**REQUIREMENTS**. Copy each line holding the string "broadcast".

**Data records**.
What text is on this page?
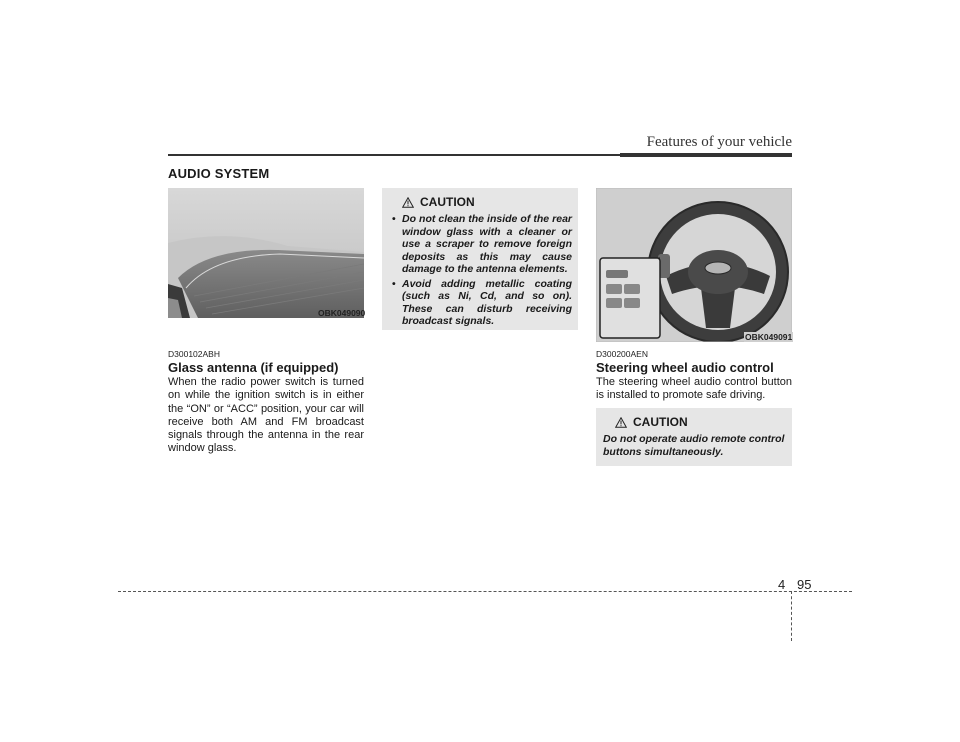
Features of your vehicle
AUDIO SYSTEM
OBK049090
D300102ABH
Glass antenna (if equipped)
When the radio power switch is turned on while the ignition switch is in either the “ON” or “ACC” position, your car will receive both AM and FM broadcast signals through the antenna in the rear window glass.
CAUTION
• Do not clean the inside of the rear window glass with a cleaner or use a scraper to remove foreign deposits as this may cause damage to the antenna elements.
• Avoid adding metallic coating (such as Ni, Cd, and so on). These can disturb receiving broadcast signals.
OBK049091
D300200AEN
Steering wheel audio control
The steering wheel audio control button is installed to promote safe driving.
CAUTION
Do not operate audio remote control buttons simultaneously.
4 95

**RESULT OF THE EXERCISE**.
When the radio power switch is turned on while the ignition switch is in either the “ON” or “ACC” position, your car will receive both AM and FM broadcast signals through the antenna in the rear window glass.
• Avoid adding metallic coating (such as Ni, Cd, and so on). These can disturb receiving broadcast signals.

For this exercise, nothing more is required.